## START Available records
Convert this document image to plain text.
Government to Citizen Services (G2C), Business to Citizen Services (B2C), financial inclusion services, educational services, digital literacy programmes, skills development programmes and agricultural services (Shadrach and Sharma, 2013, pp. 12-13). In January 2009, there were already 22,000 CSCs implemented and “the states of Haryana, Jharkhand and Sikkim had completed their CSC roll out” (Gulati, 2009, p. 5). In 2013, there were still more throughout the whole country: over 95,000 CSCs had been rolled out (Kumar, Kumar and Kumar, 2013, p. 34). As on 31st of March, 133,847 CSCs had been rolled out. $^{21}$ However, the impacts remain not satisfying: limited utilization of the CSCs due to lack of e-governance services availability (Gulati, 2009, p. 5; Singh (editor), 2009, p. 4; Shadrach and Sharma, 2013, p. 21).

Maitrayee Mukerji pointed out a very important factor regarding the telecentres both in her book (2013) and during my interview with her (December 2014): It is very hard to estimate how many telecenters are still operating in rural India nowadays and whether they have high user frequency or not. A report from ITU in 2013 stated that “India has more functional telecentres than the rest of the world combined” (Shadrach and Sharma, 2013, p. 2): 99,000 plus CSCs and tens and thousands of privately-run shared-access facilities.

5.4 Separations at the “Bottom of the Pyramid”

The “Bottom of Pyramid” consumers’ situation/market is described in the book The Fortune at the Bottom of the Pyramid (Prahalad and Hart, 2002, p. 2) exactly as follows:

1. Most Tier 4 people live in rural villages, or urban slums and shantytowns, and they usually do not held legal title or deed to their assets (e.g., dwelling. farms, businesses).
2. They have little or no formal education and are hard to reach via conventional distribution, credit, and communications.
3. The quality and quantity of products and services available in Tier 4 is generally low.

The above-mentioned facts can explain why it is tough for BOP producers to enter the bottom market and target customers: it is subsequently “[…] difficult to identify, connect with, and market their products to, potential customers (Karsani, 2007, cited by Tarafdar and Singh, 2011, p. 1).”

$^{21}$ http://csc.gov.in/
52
## END Available records
## Exercise:
In the records above, how many lines include "Pyramid"? Give that number and nothing more.

## Result of this exercise:
2